Problem: Omit every picture, then give all the entries again exactly.

_ _ _ _ _ _ _

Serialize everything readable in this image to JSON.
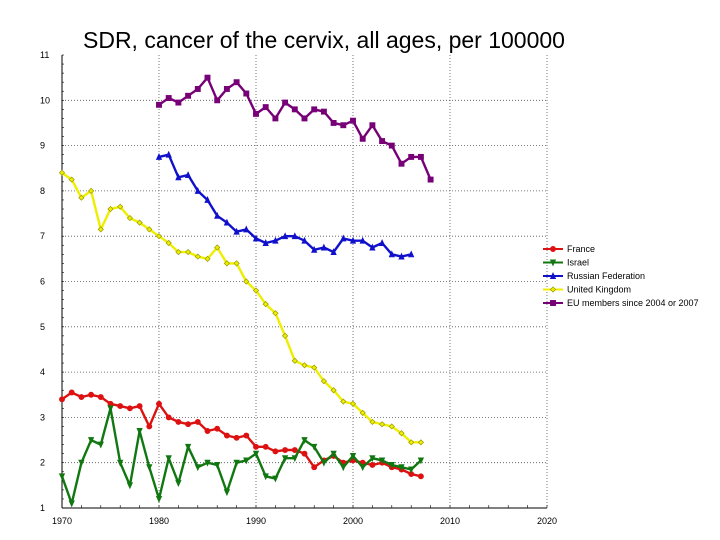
{
  "chart_data": {
    "type": "line",
    "title": "SDR, cancer of the cervix, all ages, per 100000",
    "xlabel": "",
    "ylabel": "",
    "xlim": [
      1970,
      2020
    ],
    "ylim": [
      1,
      11
    ],
    "x_ticks": [
      1970,
      1980,
      1990,
      2000,
      2010,
      2020
    ],
    "y_ticks": [
      1,
      2,
      3,
      4,
      5,
      6,
      7,
      8,
      9,
      10,
      11
    ],
    "grid": true,
    "legend_position": "right",
    "series": [
      {
        "name": "France",
        "color": "#dd1111",
        "marker": "circle",
        "x": [
          1970,
          1971,
          1972,
          1973,
          1974,
          1975,
          1976,
          1977,
          1978,
          1979,
          1980,
          1981,
          1982,
          1983,
          1984,
          1985,
          1986,
          1987,
          1988,
          1989,
          1990,
          1991,
          1992,
          1993,
          1994,
          1995,
          1996,
          1997,
          1998,
          1999,
          2000,
          2001,
          2002,
          2003,
          2004,
          2005,
          2006,
          2007
        ],
        "values": [
          3.4,
          3.55,
          3.45,
          3.5,
          3.45,
          3.3,
          3.25,
          3.2,
          3.25,
          2.8,
          3.3,
          3.0,
          2.9,
          2.85,
          2.9,
          2.7,
          2.75,
          2.6,
          2.55,
          2.6,
          2.35,
          2.35,
          2.25,
          2.28,
          2.28,
          2.2,
          1.9,
          2.05,
          2.15,
          2.0,
          2.05,
          2.0,
          1.95,
          2.0,
          1.9,
          1.85,
          1.75,
          1.7
        ]
      },
      {
        "name": "Israel",
        "color": "#117711",
        "marker": "triangle-down",
        "x": [
          1970,
          1971,
          1972,
          1973,
          1974,
          1975,
          1976,
          1977,
          1978,
          1979,
          1980,
          1981,
          1982,
          1983,
          1984,
          1985,
          1986,
          1987,
          1988,
          1989,
          1990,
          1991,
          1992,
          1993,
          1994,
          1995,
          1996,
          1997,
          1998,
          1999,
          2000,
          2001,
          2002,
          2003,
          2004,
          2005,
          2006,
          2007
        ],
        "values": [
          1.7,
          1.1,
          2.0,
          2.5,
          2.4,
          3.2,
          2.0,
          1.5,
          2.7,
          1.9,
          1.2,
          2.1,
          1.55,
          2.35,
          1.9,
          2.0,
          1.95,
          1.35,
          2.0,
          2.05,
          2.2,
          1.7,
          1.65,
          2.1,
          2.1,
          2.5,
          2.35,
          2.0,
          2.2,
          1.9,
          2.15,
          1.9,
          2.1,
          2.05,
          1.95,
          1.9,
          1.85,
          2.05
        ]
      },
      {
        "name": "Russian Federation",
        "color": "#1111cc",
        "marker": "triangle-up",
        "x": [
          1980,
          1981,
          1982,
          1983,
          1984,
          1985,
          1986,
          1987,
          1988,
          1989,
          1990,
          1991,
          1992,
          1993,
          1994,
          1995,
          1996,
          1997,
          1998,
          1999,
          2000,
          2001,
          2002,
          2003,
          2004,
          2005,
          2006
        ],
        "values": [
          8.75,
          8.8,
          8.3,
          8.35,
          8.0,
          7.8,
          7.45,
          7.3,
          7.1,
          7.15,
          6.95,
          6.85,
          6.9,
          7.0,
          7.0,
          6.9,
          6.7,
          6.75,
          6.65,
          6.95,
          6.9,
          6.9,
          6.75,
          6.85,
          6.6,
          6.55,
          6.6
        ]
      },
      {
        "name": "United Kingdom",
        "color": "#eeee00",
        "marker": "diamond",
        "x": [
          1970,
          1971,
          1972,
          1973,
          1974,
          1975,
          1976,
          1977,
          1978,
          1979,
          1980,
          1981,
          1982,
          1983,
          1984,
          1985,
          1986,
          1987,
          1988,
          1989,
          1990,
          1991,
          1992,
          1993,
          1994,
          1995,
          1996,
          1997,
          1998,
          1999,
          2000,
          2001,
          2002,
          2003,
          2004,
          2005,
          2006,
          2007
        ],
        "values": [
          8.4,
          8.25,
          7.85,
          8.0,
          7.15,
          7.6,
          7.65,
          7.4,
          7.3,
          7.15,
          7.0,
          6.85,
          6.65,
          6.65,
          6.55,
          6.5,
          6.75,
          6.4,
          6.4,
          6.0,
          5.8,
          5.5,
          5.3,
          4.8,
          4.25,
          4.15,
          4.1,
          3.8,
          3.6,
          3.35,
          3.3,
          3.1,
          2.9,
          2.85,
          2.8,
          2.65,
          2.45,
          2.45
        ]
      },
      {
        "name": "EU members since 2004 or 2007",
        "color": "#770077",
        "marker": "square",
        "x": [
          1980,
          1981,
          1982,
          1983,
          1984,
          1985,
          1986,
          1987,
          1988,
          1989,
          1990,
          1991,
          1992,
          1993,
          1994,
          1995,
          1996,
          1997,
          1998,
          1999,
          2000,
          2001,
          2002,
          2003,
          2004,
          2005,
          2006,
          2007,
          2008
        ],
        "values": [
          9.9,
          10.05,
          9.95,
          10.1,
          10.25,
          10.5,
          10.0,
          10.25,
          10.4,
          10.15,
          9.7,
          9.85,
          9.6,
          9.95,
          9.8,
          9.6,
          9.8,
          9.75,
          9.5,
          9.45,
          9.55,
          9.15,
          9.45,
          9.1,
          9.0,
          8.6,
          8.75,
          8.75,
          8.25
        ]
      }
    ]
  }
}
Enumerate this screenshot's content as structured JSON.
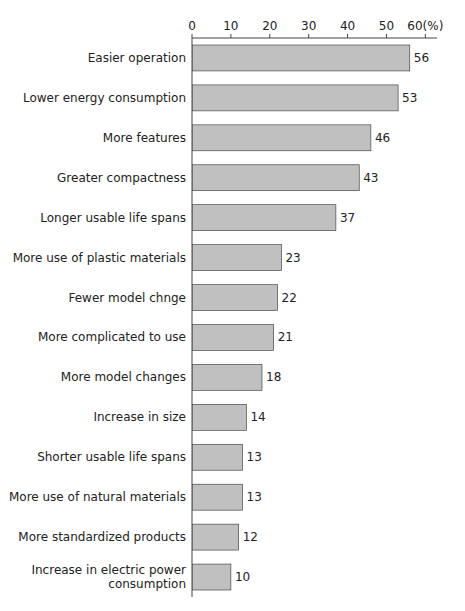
{
  "chart_data": {
    "type": "bar",
    "orientation": "horizontal",
    "categories": [
      "Easier operation",
      "Lower energy consumption",
      "More features",
      "Greater compactness",
      "Longer usable life spans",
      "More use of plastic materials",
      "Fewer model chnge",
      "More complicated to use",
      "More model changes",
      "Increase in size",
      "Shorter usable life spans",
      "More use of natural materials",
      "More standardized products",
      "Increase in electric power\nconsumption"
    ],
    "values": [
      56,
      53,
      46,
      43,
      37,
      23,
      22,
      21,
      18,
      14,
      13,
      13,
      12,
      10
    ],
    "color": "#c0c0c0",
    "xlim": [
      0,
      63
    ],
    "xticks": [
      0,
      10,
      20,
      30,
      40,
      50,
      {
        "value": 60,
        "label": "60(%)"
      }
    ],
    "grid": false,
    "data_labels": true
  }
}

_ _ _ _ _ _ _

Response below:
Serialize everything readable in this image to JSON.
{
  "chart_data": {
    "type": "line",
    "title": "SDR, cancer of the cervix, all ages, per 100000",
    "xlabel": "",
    "ylabel": "",
    "xlim": [
      1970,
      2020
    ],
    "ylim": [
      1,
      11
    ],
    "x_ticks": [
      1970,
      1980,
      1990,
      2000,
      2010,
      2020
    ],
    "y_ticks": [
      1,
      2,
      3,
      4,
      5,
      6,
      7,
      8,
      9,
      10,
      11
    ],
    "grid": true,
    "legend_position": "right",
    "series": [
      {
        "name": "France",
        "color": "#dd1111",
        "marker": "circle",
        "x": [
          1970,
          1971,
          1972,
          1973,
          1974,
          1975,
          1976,
          1977,
          1978,
          1979,
          1980,
          1981,
          1982,
          1983,
          1984,
          1985,
          1986,
          1987,
          1988,
          1989,
          1990,
          1991,
          1992,
          1993,
          1994,
          1995,
          1996,
          1997,
          1998,
          1999,
          2000,
          2001,
          2002,
          2003,
          2004,
          2005,
          2006,
          2007
        ],
        "values": [
          3.4,
          3.55,
          3.45,
          3.5,
          3.45,
          3.3,
          3.25,
          3.2,
          3.25,
          2.8,
          3.3,
          3.0,
          2.9,
          2.85,
          2.9,
          2.7,
          2.75,
          2.6,
          2.55,
          2.6,
          2.35,
          2.35,
          2.25,
          2.28,
          2.28,
          2.2,
          1.9,
          2.05,
          2.15,
          2.0,
          2.05,
          2.0,
          1.95,
          2.0,
          1.9,
          1.85,
          1.75,
          1.7
        ]
      },
      {
        "name": "Israel",
        "color": "#117711",
        "marker": "triangle-down",
        "x": [
          1970,
          1971,
          1972,
          1973,
          1974,
          1975,
          1976,
          1977,
          1978,
          1979,
          1980,
          1981,
          1982,
          1983,
          1984,
          1985,
          1986,
          1987,
          1988,
          1989,
          1990,
          1991,
          1992,
          1993,
          1994,
          1995,
          1996,
          1997,
          1998,
          1999,
          2000,
          2001,
          2002,
          2003,
          2004,
          2005,
          2006,
          2007
        ],
        "values": [
          1.7,
          1.1,
          2.0,
          2.5,
          2.4,
          3.2,
          2.0,
          1.5,
          2.7,
          1.9,
          1.2,
          2.1,
          1.55,
          2.35,
          1.9,
          2.0,
          1.95,
          1.35,
          2.0,
          2.05,
          2.2,
          1.7,
          1.65,
          2.1,
          2.1,
          2.5,
          2.35,
          2.0,
          2.2,
          1.9,
          2.15,
          1.9,
          2.1,
          2.05,
          1.95,
          1.9,
          1.85,
          2.05
        ]
      },
      {
        "name": "Russian Federation",
        "color": "#1111cc",
        "marker": "triangle-up",
        "x": [
          1980,
          1981,
          1982,
          1983,
          1984,
          1985,
          1986,
          1987,
          1988,
          1989,
          1990,
          1991,
          1992,
          1993,
          1994,
          1995,
          1996,
          1997,
          1998,
          1999,
          2000,
          2001,
          2002,
          2003,
          2004,
          2005,
          2006
        ],
        "values": [
          8.75,
          8.8,
          8.3,
          8.35,
          8.0,
          7.8,
          7.45,
          7.3,
          7.1,
          7.15,
          6.95,
          6.85,
          6.9,
          7.0,
          7.0,
          6.9,
          6.7,
          6.75,
          6.65,
          6.95,
          6.9,
          6.9,
          6.75,
          6.85,
          6.6,
          6.55,
          6.6
        ]
      },
      {
        "name": "United Kingdom",
        "color": "#eeee00",
        "marker": "diamond",
        "x": [
          1970,
          1971,
          1972,
          1973,
          1974,
          1975,
          1976,
          1977,
          1978,
          1979,
          1980,
          1981,
          1982,
          1983,
          1984,
          1985,
          1986,
          1987,
          1988,
          1989,
          1990,
          1991,
          1992,
          1993,
          1994,
          1995,
          1996,
          1997,
          1998,
          1999,
          2000,
          2001,
          2002,
          2003,
          2004,
          2005,
          2006,
          2007
        ],
        "values": [
          8.4,
          8.25,
          7.85,
          8.0,
          7.15,
          7.6,
          7.65,
          7.4,
          7.3,
          7.15,
          7.0,
          6.85,
          6.65,
          6.65,
          6.55,
          6.5,
          6.75,
          6.4,
          6.4,
          6.0,
          5.8,
          5.5,
          5.3,
          4.8,
          4.25,
          4.15,
          4.1,
          3.8,
          3.6,
          3.35,
          3.3,
          3.1,
          2.9,
          2.85,
          2.8,
          2.65,
          2.45,
          2.45
        ]
      },
      {
        "name": "EU members since 2004 or 2007",
        "color": "#770077",
        "marker": "square",
        "x": [
          1980,
          1981,
          1982,
          1983,
          1984,
          1985,
          1986,
          1987,
          1988,
          1989,
          1990,
          1991,
          1992,
          1993,
          1994,
          1995,
          1996,
          1997,
          1998,
          1999,
          2000,
          2001,
          2002,
          2003,
          2004,
          2005,
          2006,
          2007,
          2008
        ],
        "values": [
          9.9,
          10.05,
          9.95,
          10.1,
          10.25,
          10.5,
          10.0,
          10.25,
          10.4,
          10.15,
          9.7,
          9.85,
          9.6,
          9.95,
          9.8,
          9.6,
          9.8,
          9.75,
          9.5,
          9.45,
          9.55,
          9.15,
          9.45,
          9.1,
          9.0,
          8.6,
          8.75,
          8.75,
          8.25
        ]
      }
    ]
  }
}
Enumerate this screenshot's content as structured JSON.
{
  "chart_data": {
    "type": "bar",
    "orientation": "horizontal",
    "categories": [
      "Easier operation",
      "Lower energy consumption",
      "More features",
      "Greater compactness",
      "Longer usable life spans",
      "More use of plastic materials",
      "Fewer model chnge",
      "More complicated to use",
      "More model changes",
      "Increase in size",
      "Shorter usable life spans",
      "More use of natural materials",
      "More standardized products",
      "Increase in electric power\nconsumption"
    ],
    "values": [
      56,
      53,
      46,
      43,
      37,
      23,
      22,
      21,
      18,
      14,
      13,
      13,
      12,
      10
    ],
    "color": "#c0c0c0",
    "xlim": [
      0,
      63
    ],
    "xticks": [
      0,
      10,
      20,
      30,
      40,
      50,
      {
        "value": 60,
        "label": "60(%)"
      }
    ],
    "grid": false,
    "data_labels": true
  }
}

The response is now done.